# [Short problem]
Below are records; transcribe only the line with "Read out every word on this page." and those after it, through the last line, without any change.

'''

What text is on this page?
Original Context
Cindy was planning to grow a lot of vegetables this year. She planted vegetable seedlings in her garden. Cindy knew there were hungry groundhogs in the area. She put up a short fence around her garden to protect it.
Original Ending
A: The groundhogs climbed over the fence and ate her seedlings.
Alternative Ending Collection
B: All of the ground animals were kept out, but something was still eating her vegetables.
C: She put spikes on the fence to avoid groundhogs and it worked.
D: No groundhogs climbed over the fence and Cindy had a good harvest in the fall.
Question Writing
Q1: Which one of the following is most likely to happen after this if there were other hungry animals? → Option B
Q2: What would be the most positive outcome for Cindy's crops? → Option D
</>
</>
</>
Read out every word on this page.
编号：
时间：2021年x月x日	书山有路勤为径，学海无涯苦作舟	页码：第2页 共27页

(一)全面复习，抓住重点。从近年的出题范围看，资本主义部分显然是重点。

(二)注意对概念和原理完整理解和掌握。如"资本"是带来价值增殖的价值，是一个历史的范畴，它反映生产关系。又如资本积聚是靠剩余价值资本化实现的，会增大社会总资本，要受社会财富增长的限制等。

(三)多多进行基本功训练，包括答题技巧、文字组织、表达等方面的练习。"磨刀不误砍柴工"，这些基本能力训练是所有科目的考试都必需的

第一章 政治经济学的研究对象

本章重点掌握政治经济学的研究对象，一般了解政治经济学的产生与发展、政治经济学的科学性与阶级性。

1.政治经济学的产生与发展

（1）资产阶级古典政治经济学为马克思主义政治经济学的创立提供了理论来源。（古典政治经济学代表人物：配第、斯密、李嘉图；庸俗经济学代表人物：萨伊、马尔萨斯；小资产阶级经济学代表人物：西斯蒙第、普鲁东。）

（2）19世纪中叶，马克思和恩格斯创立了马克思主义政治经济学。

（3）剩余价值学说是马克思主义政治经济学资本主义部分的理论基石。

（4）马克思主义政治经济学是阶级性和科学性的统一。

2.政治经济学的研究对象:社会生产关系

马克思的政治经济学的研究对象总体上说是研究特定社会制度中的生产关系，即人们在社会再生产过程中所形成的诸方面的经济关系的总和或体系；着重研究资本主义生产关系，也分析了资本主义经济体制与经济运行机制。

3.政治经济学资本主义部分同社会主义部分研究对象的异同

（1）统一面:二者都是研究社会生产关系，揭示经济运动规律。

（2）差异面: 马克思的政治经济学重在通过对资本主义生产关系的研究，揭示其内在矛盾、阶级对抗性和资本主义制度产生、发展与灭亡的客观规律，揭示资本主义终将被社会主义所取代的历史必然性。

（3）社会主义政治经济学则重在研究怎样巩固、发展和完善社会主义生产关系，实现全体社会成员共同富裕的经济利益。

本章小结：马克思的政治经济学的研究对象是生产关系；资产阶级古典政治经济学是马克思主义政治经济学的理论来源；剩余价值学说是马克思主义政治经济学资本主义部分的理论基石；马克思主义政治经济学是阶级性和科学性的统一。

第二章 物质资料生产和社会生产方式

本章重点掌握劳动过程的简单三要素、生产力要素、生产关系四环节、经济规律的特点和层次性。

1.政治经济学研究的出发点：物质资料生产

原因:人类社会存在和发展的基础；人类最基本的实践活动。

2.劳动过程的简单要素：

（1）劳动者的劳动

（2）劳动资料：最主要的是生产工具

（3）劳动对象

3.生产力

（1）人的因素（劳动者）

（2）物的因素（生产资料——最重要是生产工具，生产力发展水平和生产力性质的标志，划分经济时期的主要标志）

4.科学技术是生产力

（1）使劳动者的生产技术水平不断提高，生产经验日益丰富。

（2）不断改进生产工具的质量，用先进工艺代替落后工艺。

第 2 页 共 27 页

'''

# [Result of this task]
Read out every word on this page.
编号：
时间：2021年x月x日	书山有路勤为径，学海无涯苦作舟	页码：第2页 共27页

(一)全面复习，抓住重点。从近年的出题范围看，资本主义部分显然是重点。

(二)注意对概念和原理完整理解和掌握。如"资本"是带来价值增殖的价值，是一个历史的范畴，它反映生产关系。又如资本积聚是靠剩余价值资本化实现的，会增大社会总资本，要受社会财富增长的限制等。

(三)多多进行基本功训练，包括答题技巧、文字组织、表达等方面的练习。"磨刀不误砍柴工"，这些基本能力训练是所有科目的考试都必需的

第一章 政治经济学的研究对象

本章重点掌握政治经济学的研究对象，一般了解政治经济学的产生与发展、政治经济学的科学性与阶级性。

1.政治经济学的产生与发展

（1）资产阶级古典政治经济学为马克思主义政治经济学的创立提供了理论来源。（古典政治经济学代表人物：配第、斯密、李嘉图；庸俗经济学代表人物：萨伊、马尔萨斯；小资产阶级经济学代表人物：西斯蒙第、普鲁东。）

（2）19世纪中叶，马克思和恩格斯创立了马克思主义政治经济学。

（3）剩余价值学说是马克思主义政治经济学资本主义部分的理论基石。

（4）马克思主义政治经济学是阶级性和科学性的统一。

2.政治经济学的研究对象:社会生产关系

马克思的政治经济学的研究对象总体上说是研究特定社会制度中的生产关系，即人们在社会再生产过程中所形成的诸方面的经济关系的总和或体系；着重研究资本主义生产关系，也分析了资本主义经济体制与经济运行机制。

3.政治经济学资本主义部分同社会主义部分研究对象的异同

（1）统一面:二者都是研究社会生产关系，揭示经济运动规律。

（2）差异面: 马克思的政治经济学重在通过对资本主义生产关系的研究，揭示其内在矛盾、阶级对抗性和资本主义制度产生、发展与灭亡的客观规律，揭示资本主义终将被社会主义所取代的历史必然性。

（3）社会主义政治经济学则重在研究怎样巩固、发展和完善社会主义生产关系，实现全体社会成员共同富裕的经济利益。

本章小结：马克思的政治经济学的研究对象是生产关系；资产阶级古典政治经济学是马克思主义政治经济学的理论来源；剩余价值学说是马克思主义政治经济学资本主义部分的理论基石；马克思主义政治经济学是阶级性和科学性的统一。

第二章 物质资料生产和社会生产方式

本章重点掌握劳动过程的简单三要素、生产力要素、生产关系四环节、经济规律的特点和层次性。

1.政治经济学研究的出发点：物质资料生产

原因:人类社会存在和发展的基础；人类最基本的实践活动。

2.劳动过程的简单要素：

（1）劳动者的劳动

（2）劳动资料：最主要的是生产工具

（3）劳动对象

3.生产力

（1）人的因素（劳动者）

（2）物的因素（生产资料——最重要是生产工具，生产力发展水平和生产力性质的标志，划分经济时期的主要标志）

4.科学技术是生产力

（1）使劳动者的生产技术水平不断提高，生产经验日益丰富。

（2）不断改进生产工具的质量，用先进工艺代替落后工艺。

第 2 页 共 27 页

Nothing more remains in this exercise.